**THE PROBLEM**
Count the lines that include the string "your", and give only that number.

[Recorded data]

+ + +

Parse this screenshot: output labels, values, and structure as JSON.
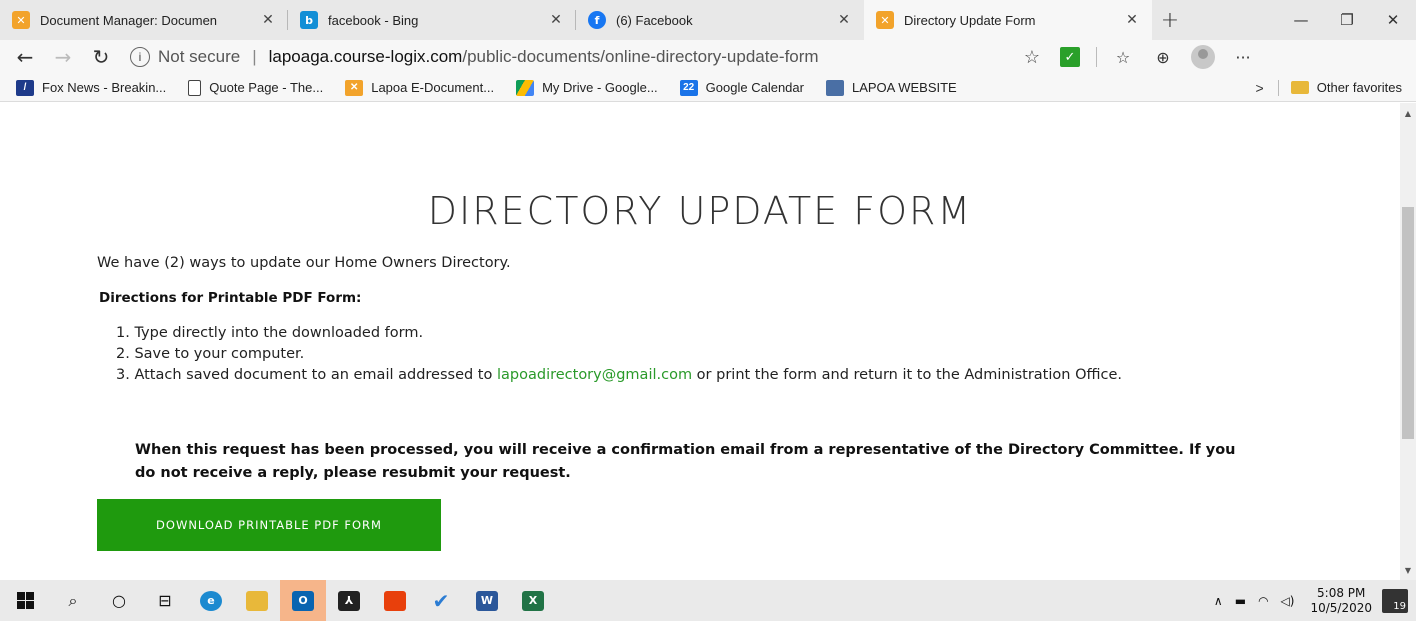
{
  "browser": {
    "tabs": [
      {
        "title": "Document Manager: Documen",
        "icon": "joomla-icon",
        "icon_color": "#f2a32b"
      },
      {
        "title": "facebook - Bing",
        "icon": "bing-icon",
        "icon_color": "#138fd6"
      },
      {
        "title": "(6) Facebook",
        "icon": "facebook-icon",
        "icon_color": "#1877f2"
      },
      {
        "title": "Directory Update Form",
        "icon": "joomla-icon",
        "icon_color": "#f2a32b",
        "active": true
      }
    ],
    "new_tab": "+",
    "address": {
      "security": "Not secure",
      "host": "lapoaga.course-logix.com",
      "path": "/public-documents/online-directory-update-form"
    },
    "favorites": [
      {
        "label": "Fox News - Breakin...",
        "icon": "fox-news-icon",
        "icon_color": "#1e3a8a"
      },
      {
        "label": "Quote Page - The...",
        "icon": "page-icon",
        "icon_color": "#ffffff"
      },
      {
        "label": "Lapoa E-Document...",
        "icon": "joomla-icon",
        "icon_color": "#f2a32b"
      },
      {
        "label": "My Drive - Google...",
        "icon": "google-drive-icon",
        "icon_color": "#fbbc04"
      },
      {
        "label": "Google Calendar",
        "icon": "google-calendar-icon",
        "icon_color": "#1a73e8",
        "icon_text": "22"
      },
      {
        "label": "LAPOA WEBSITE",
        "icon": "lapoa-icon",
        "icon_color": "#4a6fa5"
      }
    ],
    "other_favorites": "Other favorites"
  },
  "page": {
    "title": "DIRECTORY UPDATE FORM",
    "intro": "We have (2) ways to update our Home Owners Directory.",
    "directions_heading": "Directions for Printable PDF Form:",
    "steps": [
      "1. Type directly into the downloaded form.",
      "2. Save to your computer.",
      {
        "before": "3. Attach saved document to an email addressed to ",
        "link": "lapoadirectory@gmail.com",
        "after": " or print the form and return it to the Administration Office."
      }
    ],
    "notice": "When this request has been processed, you will receive a confirmation email from a representative of the Directory Committee. If you do not receive a reply, please resubmit your request.",
    "download_button": "DOWNLOAD PRINTABLE PDF FORM",
    "accent_color": "#1f9a0e",
    "link_color": "#2a9a2a"
  },
  "taskbar": {
    "time": "5:08 PM",
    "date": "10/5/2020",
    "notifications": "19"
  }
}
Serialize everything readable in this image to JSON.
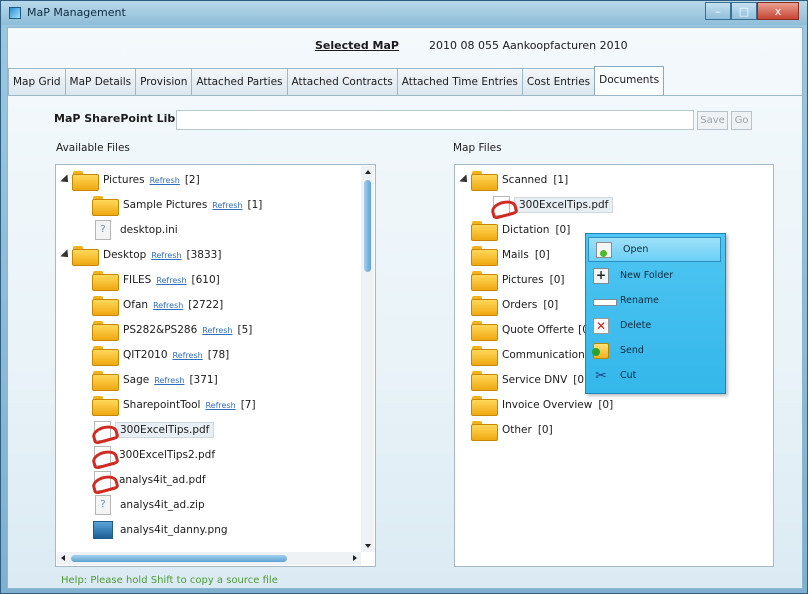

+ + +

**FINAL ANSWER**
2